** Requirement **
Work out how many lines of the records hold the string "true", and reply with that number alone.
══════════
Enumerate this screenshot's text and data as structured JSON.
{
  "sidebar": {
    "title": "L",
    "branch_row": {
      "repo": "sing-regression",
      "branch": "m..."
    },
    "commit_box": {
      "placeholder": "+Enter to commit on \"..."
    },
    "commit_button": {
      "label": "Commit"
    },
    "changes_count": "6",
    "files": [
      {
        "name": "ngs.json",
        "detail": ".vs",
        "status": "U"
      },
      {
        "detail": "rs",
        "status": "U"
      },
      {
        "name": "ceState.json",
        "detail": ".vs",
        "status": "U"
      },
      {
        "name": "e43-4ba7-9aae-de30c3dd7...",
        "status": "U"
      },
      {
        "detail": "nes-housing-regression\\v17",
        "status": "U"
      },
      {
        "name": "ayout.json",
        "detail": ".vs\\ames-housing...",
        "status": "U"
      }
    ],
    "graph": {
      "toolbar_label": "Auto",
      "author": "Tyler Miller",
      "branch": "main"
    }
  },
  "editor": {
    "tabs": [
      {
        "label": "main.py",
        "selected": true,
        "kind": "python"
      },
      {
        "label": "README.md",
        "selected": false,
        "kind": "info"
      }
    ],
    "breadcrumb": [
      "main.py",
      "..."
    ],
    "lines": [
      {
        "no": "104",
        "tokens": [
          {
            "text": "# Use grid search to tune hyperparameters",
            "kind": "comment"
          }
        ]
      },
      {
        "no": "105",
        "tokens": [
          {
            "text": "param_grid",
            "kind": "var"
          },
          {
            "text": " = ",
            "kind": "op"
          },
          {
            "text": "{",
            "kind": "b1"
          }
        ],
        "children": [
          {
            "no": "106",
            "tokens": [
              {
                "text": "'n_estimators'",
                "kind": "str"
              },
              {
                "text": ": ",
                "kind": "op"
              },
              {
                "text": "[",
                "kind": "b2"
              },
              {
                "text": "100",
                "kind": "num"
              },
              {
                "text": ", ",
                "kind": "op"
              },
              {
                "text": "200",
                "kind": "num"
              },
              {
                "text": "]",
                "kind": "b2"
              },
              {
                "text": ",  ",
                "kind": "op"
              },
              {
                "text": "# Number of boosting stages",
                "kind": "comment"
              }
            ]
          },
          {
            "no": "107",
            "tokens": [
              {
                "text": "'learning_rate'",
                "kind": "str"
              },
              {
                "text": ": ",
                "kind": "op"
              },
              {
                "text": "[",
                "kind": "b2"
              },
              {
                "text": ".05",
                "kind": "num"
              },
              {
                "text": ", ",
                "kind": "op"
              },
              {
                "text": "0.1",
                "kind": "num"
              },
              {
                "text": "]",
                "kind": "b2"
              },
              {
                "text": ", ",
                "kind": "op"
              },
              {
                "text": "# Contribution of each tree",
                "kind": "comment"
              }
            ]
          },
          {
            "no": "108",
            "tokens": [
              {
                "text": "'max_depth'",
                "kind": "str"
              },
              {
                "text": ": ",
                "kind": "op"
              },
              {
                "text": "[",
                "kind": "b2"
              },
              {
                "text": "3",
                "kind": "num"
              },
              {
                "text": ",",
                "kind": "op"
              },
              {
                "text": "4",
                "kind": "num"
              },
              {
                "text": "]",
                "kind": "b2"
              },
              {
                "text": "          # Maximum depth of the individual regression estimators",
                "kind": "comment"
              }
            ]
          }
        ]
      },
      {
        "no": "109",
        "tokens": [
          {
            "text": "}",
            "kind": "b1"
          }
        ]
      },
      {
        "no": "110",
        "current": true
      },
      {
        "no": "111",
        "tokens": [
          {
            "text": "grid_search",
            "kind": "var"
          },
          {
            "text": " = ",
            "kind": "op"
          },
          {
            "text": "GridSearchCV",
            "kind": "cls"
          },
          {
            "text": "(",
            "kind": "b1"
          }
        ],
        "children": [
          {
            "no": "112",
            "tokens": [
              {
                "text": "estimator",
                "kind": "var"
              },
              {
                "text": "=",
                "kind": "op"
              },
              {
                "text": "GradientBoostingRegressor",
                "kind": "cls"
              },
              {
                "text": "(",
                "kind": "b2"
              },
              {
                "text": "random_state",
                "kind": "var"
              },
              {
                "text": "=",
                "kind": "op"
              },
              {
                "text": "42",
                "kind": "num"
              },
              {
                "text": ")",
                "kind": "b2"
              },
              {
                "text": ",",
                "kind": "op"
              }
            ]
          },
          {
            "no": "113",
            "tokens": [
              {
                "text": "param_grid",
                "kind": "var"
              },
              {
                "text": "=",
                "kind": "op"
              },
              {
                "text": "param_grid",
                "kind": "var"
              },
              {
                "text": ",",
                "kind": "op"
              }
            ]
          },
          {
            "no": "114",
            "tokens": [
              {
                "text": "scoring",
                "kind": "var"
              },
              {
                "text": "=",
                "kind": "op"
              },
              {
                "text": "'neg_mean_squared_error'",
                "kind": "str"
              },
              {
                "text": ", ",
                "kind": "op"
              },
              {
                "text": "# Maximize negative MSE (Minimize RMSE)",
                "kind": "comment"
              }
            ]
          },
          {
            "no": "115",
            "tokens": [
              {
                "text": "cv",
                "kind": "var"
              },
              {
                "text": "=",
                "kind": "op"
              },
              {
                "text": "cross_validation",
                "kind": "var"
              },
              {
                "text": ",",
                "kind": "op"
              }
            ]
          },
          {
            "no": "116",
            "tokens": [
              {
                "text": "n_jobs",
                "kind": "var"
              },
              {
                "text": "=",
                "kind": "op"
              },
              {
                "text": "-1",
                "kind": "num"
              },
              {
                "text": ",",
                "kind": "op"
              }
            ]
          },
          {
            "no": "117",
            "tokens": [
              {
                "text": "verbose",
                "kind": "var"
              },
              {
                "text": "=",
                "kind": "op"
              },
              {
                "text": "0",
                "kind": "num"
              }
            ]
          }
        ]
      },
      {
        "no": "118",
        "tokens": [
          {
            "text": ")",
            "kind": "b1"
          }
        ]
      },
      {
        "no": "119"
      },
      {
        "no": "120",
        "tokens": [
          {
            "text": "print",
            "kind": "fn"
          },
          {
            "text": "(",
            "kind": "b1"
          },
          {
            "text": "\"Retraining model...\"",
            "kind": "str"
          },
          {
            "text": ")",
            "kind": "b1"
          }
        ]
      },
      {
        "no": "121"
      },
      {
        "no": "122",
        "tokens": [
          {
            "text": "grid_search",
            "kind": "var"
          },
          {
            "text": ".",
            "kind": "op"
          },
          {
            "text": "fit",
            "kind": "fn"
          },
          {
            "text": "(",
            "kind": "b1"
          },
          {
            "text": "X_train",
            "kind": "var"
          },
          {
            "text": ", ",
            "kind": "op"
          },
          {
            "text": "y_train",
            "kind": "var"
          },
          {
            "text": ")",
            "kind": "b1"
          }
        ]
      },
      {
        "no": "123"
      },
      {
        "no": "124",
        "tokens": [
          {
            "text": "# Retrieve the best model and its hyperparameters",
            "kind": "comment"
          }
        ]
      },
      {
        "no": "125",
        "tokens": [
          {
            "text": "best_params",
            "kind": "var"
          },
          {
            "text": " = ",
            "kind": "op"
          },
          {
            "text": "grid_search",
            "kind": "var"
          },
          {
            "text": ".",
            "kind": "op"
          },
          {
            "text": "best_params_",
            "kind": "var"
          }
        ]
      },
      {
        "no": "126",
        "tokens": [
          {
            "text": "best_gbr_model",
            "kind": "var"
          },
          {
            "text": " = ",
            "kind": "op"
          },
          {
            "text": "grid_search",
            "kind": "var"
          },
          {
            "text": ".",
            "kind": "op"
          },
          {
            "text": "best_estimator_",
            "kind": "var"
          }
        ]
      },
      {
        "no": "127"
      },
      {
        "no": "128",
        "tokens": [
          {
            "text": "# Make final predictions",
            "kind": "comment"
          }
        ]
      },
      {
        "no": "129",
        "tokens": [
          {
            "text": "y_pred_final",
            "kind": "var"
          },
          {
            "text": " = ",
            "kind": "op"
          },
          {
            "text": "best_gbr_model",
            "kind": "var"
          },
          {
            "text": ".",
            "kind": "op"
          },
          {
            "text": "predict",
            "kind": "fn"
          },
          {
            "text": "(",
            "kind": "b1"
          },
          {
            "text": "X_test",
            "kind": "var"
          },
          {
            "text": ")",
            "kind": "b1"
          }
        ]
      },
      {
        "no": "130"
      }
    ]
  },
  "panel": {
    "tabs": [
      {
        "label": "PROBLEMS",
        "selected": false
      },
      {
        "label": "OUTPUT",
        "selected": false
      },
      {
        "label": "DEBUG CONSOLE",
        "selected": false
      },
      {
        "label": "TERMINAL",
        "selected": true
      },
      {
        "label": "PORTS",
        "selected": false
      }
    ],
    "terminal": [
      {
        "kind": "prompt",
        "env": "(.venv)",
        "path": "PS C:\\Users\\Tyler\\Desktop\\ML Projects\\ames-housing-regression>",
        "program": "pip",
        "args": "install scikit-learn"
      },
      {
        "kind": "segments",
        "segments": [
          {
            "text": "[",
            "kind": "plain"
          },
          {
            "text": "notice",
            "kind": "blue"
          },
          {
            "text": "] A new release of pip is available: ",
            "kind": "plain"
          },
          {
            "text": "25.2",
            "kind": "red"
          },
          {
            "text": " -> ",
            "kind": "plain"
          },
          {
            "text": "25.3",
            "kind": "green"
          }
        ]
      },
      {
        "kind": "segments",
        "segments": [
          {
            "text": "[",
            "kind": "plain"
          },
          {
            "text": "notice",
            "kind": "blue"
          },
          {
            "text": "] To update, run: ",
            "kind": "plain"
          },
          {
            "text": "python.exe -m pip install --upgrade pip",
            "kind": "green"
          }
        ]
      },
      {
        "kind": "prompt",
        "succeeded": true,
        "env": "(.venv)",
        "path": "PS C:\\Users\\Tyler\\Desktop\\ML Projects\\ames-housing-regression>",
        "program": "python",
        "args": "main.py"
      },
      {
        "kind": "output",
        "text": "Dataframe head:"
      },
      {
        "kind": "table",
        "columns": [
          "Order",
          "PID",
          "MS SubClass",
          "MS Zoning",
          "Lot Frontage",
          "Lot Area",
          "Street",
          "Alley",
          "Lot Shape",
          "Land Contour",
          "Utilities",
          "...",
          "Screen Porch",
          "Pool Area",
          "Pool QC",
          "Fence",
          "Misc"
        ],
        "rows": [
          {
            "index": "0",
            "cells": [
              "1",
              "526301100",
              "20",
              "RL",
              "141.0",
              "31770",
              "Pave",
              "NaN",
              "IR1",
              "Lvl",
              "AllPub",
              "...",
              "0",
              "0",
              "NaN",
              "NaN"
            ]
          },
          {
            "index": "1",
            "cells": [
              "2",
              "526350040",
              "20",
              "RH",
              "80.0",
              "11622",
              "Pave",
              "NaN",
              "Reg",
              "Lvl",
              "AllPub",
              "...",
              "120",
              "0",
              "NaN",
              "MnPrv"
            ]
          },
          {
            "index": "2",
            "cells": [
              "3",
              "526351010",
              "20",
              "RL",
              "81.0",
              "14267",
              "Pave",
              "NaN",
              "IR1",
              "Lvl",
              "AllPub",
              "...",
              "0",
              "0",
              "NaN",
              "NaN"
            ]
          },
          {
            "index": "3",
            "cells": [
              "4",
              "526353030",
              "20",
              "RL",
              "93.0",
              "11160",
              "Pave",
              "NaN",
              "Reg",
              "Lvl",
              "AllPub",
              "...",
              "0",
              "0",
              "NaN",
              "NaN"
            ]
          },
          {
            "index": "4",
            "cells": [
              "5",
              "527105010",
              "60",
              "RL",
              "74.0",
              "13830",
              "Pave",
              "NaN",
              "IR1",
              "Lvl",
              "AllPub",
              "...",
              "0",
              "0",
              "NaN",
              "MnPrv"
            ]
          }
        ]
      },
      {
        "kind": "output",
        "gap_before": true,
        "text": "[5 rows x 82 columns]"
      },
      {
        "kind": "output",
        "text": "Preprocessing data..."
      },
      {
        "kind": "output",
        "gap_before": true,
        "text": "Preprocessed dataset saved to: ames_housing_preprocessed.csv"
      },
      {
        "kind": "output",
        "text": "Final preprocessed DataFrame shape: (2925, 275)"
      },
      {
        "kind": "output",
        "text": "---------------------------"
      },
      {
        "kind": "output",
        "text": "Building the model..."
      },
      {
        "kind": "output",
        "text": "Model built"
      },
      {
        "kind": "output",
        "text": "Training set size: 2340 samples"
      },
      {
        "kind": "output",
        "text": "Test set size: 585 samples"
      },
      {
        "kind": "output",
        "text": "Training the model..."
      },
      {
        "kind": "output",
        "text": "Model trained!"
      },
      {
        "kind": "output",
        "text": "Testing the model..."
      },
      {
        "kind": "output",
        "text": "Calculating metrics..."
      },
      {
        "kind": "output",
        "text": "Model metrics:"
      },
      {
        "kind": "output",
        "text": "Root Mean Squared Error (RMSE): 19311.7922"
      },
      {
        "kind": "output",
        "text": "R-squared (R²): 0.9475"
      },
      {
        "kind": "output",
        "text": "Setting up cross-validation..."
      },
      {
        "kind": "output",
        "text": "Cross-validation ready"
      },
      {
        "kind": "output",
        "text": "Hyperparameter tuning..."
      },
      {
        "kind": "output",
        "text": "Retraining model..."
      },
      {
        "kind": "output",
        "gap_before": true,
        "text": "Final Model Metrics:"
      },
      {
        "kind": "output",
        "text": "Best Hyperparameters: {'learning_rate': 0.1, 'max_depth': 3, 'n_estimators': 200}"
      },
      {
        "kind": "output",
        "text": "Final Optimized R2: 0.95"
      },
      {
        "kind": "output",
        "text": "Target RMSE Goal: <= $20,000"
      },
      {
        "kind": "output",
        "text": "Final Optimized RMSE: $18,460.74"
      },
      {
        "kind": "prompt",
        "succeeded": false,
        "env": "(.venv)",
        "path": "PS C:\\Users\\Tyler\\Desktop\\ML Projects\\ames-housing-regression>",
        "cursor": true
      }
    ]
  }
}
══════════
** Result for this task **
8